**DATA TO USE**
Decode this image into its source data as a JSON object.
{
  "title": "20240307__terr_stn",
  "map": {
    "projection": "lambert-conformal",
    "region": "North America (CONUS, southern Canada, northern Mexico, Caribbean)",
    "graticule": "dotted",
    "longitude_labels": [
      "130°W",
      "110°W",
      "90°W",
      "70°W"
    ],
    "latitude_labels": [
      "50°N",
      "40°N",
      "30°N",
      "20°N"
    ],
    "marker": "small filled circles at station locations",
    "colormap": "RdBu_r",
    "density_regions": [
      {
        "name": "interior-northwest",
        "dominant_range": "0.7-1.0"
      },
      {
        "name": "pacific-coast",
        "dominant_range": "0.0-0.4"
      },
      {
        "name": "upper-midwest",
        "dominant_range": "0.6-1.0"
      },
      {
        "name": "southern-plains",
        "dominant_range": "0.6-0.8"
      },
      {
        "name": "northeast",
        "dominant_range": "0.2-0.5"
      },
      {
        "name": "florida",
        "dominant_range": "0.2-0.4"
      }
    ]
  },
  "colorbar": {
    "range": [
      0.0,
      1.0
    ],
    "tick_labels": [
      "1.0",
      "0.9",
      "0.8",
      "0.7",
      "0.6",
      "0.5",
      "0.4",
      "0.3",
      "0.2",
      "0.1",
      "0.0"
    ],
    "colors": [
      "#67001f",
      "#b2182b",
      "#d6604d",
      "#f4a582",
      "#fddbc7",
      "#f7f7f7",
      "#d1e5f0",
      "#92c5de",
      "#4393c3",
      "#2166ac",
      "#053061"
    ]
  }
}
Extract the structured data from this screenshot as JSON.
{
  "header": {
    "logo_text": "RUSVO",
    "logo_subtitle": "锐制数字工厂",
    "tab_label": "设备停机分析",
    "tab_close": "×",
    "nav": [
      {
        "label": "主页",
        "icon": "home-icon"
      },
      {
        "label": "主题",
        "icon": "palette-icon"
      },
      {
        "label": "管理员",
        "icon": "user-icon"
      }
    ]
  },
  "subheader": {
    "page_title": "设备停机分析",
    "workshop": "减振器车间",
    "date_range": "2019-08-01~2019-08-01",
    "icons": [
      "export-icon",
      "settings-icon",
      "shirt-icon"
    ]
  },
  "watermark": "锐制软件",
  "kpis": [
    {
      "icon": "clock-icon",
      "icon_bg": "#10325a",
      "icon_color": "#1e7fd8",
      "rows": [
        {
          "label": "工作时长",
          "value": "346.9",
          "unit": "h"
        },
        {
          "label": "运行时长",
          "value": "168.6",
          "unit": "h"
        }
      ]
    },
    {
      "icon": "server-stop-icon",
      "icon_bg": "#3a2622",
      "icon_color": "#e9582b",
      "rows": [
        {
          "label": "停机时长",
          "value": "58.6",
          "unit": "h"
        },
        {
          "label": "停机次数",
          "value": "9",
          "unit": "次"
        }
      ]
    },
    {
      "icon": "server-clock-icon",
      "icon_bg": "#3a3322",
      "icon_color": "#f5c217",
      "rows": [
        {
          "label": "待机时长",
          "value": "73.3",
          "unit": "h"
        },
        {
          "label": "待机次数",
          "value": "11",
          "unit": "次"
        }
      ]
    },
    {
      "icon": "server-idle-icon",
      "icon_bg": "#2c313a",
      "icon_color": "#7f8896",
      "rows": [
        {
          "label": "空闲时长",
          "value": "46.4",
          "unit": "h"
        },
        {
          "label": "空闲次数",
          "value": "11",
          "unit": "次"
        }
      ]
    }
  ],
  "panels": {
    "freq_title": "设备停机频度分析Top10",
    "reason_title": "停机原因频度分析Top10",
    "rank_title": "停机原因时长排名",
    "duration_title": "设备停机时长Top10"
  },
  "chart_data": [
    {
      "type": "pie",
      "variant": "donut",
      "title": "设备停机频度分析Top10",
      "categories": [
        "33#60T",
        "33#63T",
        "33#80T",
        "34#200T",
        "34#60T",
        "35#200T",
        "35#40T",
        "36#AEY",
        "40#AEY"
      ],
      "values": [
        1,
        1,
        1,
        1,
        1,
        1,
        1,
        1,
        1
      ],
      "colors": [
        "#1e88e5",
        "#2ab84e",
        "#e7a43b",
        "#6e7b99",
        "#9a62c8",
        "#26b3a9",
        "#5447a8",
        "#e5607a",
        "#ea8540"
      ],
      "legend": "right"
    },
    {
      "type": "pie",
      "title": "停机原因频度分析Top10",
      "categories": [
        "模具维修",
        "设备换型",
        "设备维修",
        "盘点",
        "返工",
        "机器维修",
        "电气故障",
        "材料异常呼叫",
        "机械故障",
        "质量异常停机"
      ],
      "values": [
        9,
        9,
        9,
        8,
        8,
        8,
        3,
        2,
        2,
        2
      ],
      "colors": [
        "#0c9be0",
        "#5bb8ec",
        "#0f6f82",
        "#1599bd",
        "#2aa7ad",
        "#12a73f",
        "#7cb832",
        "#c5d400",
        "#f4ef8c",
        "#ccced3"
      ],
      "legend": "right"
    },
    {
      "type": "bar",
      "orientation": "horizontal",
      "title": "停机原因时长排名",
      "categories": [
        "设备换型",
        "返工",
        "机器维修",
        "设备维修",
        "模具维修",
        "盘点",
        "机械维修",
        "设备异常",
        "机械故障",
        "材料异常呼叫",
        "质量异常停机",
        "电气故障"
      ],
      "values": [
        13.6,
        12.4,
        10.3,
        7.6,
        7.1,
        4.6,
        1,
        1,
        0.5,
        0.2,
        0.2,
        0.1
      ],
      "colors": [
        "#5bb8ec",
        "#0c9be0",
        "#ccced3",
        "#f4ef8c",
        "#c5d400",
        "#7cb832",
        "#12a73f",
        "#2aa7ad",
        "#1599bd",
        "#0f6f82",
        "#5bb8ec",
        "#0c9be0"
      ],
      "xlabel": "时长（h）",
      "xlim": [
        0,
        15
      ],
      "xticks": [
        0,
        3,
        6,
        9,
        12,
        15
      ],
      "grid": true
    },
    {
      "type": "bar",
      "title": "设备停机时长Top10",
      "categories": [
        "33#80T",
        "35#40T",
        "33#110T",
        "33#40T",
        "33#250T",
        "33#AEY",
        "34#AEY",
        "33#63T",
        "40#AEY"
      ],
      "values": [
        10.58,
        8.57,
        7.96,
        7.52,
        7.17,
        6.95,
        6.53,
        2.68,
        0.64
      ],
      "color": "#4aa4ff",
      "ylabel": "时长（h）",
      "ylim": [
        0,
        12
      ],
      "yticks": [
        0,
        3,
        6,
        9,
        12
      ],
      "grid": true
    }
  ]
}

**WRITTEN EXERCISE**
Each record above should be output again exactly.

**FINISHED EXERCISE**
Decode this image into its source data as a JSON object.
{
  "title": "20240307__terr_stn",
  "map": {
    "projection": "lambert-conformal",
    "region": "North America (CONUS, southern Canada, northern Mexico, Caribbean)",
    "graticule": "dotted",
    "longitude_labels": [
      "130°W",
      "110°W",
      "90°W",
      "70°W"
    ],
    "latitude_labels": [
      "50°N",
      "40°N",
      "30°N",
      "20°N"
    ],
    "marker": "small filled circles at station locations",
    "colormap": "RdBu_r",
    "density_regions": [
      {
        "name": "interior-northwest",
        "dominant_range": "0.7-1.0"
      },
      {
        "name": "pacific-coast",
        "dominant_range": "0.0-0.4"
      },
      {
        "name": "upper-midwest",
        "dominant_range": "0.6-1.0"
      },
      {
        "name": "southern-plains",
        "dominant_range": "0.6-0.8"
      },
      {
        "name": "northeast",
        "dominant_range": "0.2-0.5"
      },
      {
        "name": "florida",
        "dominant_range": "0.2-0.4"
      }
    ]
  },
  "colorbar": {
    "range": [
      0.0,
      1.0
    ],
    "tick_labels": [
      "1.0",
      "0.9",
      "0.8",
      "0.7",
      "0.6",
      "0.5",
      "0.4",
      "0.3",
      "0.2",
      "0.1",
      "0.0"
    ],
    "colors": [
      "#67001f",
      "#b2182b",
      "#d6604d",
      "#f4a582",
      "#fddbc7",
      "#f7f7f7",
      "#d1e5f0",
      "#92c5de",
      "#4393c3",
      "#2166ac",
      "#053061"
    ]
  }
}
Extract the structured data from this screenshot as JSON.
{
  "header": {
    "logo_text": "RUSVO",
    "logo_subtitle": "锐制数字工厂",
    "tab_label": "设备停机分析",
    "tab_close": "×",
    "nav": [
      {
        "label": "主页",
        "icon": "home-icon"
      },
      {
        "label": "主题",
        "icon": "palette-icon"
      },
      {
        "label": "管理员",
        "icon": "user-icon"
      }
    ]
  },
  "subheader": {
    "page_title": "设备停机分析",
    "workshop": "减振器车间",
    "date_range": "2019-08-01~2019-08-01",
    "icons": [
      "export-icon",
      "settings-icon",
      "shirt-icon"
    ]
  },
  "watermark": "锐制软件",
  "kpis": [
    {
      "icon": "clock-icon",
      "icon_bg": "#10325a",
      "icon_color": "#1e7fd8",
      "rows": [
        {
          "label": "工作时长",
          "value": "346.9",
          "unit": "h"
        },
        {
          "label": "运行时长",
          "value": "168.6",
          "unit": "h"
        }
      ]
    },
    {
      "icon": "server-stop-icon",
      "icon_bg": "#3a2622",
      "icon_color": "#e9582b",
      "rows": [
        {
          "label": "停机时长",
          "value": "58.6",
          "unit": "h"
        },
        {
          "label": "停机次数",
          "value": "9",
          "unit": "次"
        }
      ]
    },
    {
      "icon": "server-clock-icon",
      "icon_bg": "#3a3322",
      "icon_color": "#f5c217",
      "rows": [
        {
          "label": "待机时长",
          "value": "73.3",
          "unit": "h"
        },
        {
          "label": "待机次数",
          "value": "11",
          "unit": "次"
        }
      ]
    },
    {
      "icon": "server-idle-icon",
      "icon_bg": "#2c313a",
      "icon_color": "#7f8896",
      "rows": [
        {
          "label": "空闲时长",
          "value": "46.4",
          "unit": "h"
        },
        {
          "label": "空闲次数",
          "value": "11",
          "unit": "次"
        }
      ]
    }
  ],
  "panels": {
    "freq_title": "设备停机频度分析Top10",
    "reason_title": "停机原因频度分析Top10",
    "rank_title": "停机原因时长排名",
    "duration_title": "设备停机时长Top10"
  },
  "chart_data": [
    {
      "type": "pie",
      "variant": "donut",
      "title": "设备停机频度分析Top10",
      "categories": [
        "33#60T",
        "33#63T",
        "33#80T",
        "34#200T",
        "34#60T",
        "35#200T",
        "35#40T",
        "36#AEY",
        "40#AEY"
      ],
      "values": [
        1,
        1,
        1,
        1,
        1,
        1,
        1,
        1,
        1
      ],
      "colors": [
        "#1e88e5",
        "#2ab84e",
        "#e7a43b",
        "#6e7b99",
        "#9a62c8",
        "#26b3a9",
        "#5447a8",
        "#e5607a",
        "#ea8540"
      ],
      "legend": "right"
    },
    {
      "type": "pie",
      "title": "停机原因频度分析Top10",
      "categories": [
        "模具维修",
        "设备换型",
        "设备维修",
        "盘点",
        "返工",
        "机器维修",
        "电气故障",
        "材料异常呼叫",
        "机械故障",
        "质量异常停机"
      ],
      "values": [
        9,
        9,
        9,
        8,
        8,
        8,
        3,
        2,
        2,
        2
      ],
      "colors": [
        "#0c9be0",
        "#5bb8ec",
        "#0f6f82",
        "#1599bd",
        "#2aa7ad",
        "#12a73f",
        "#7cb832",
        "#c5d400",
        "#f4ef8c",
        "#ccced3"
      ],
      "legend": "right"
    },
    {
      "type": "bar",
      "orientation": "horizontal",
      "title": "停机原因时长排名",
      "categories": [
        "设备换型",
        "返工",
        "机器维修",
        "设备维修",
        "模具维修",
        "盘点",
        "机械维修",
        "设备异常",
        "机械故障",
        "材料异常呼叫",
        "质量异常停机",
        "电气故障"
      ],
      "values": [
        13.6,
        12.4,
        10.3,
        7.6,
        7.1,
        4.6,
        1,
        1,
        0.5,
        0.2,
        0.2,
        0.1
      ],
      "colors": [
        "#5bb8ec",
        "#0c9be0",
        "#ccced3",
        "#f4ef8c",
        "#c5d400",
        "#7cb832",
        "#12a73f",
        "#2aa7ad",
        "#1599bd",
        "#0f6f82",
        "#5bb8ec",
        "#0c9be0"
      ],
      "xlabel": "时长（h）",
      "xlim": [
        0,
        15
      ],
      "xticks": [
        0,
        3,
        6,
        9,
        12,
        15
      ],
      "grid": true
    },
    {
      "type": "bar",
      "title": "设备停机时长Top10",
      "categories": [
        "33#80T",
        "35#40T",
        "33#110T",
        "33#40T",
        "33#250T",
        "33#AEY",
        "34#AEY",
        "33#63T",
        "40#AEY"
      ],
      "values": [
        10.58,
        8.57,
        7.96,
        7.52,
        7.17,
        6.95,
        6.53,
        2.68,
        0.64
      ],
      "color": "#4aa4ff",
      "ylabel": "时长（h）",
      "ylim": [
        0,
        12
      ],
      "yticks": [
        0,
        3,
        6,
        9,
        12
      ],
      "grid": true
    }
  ]
}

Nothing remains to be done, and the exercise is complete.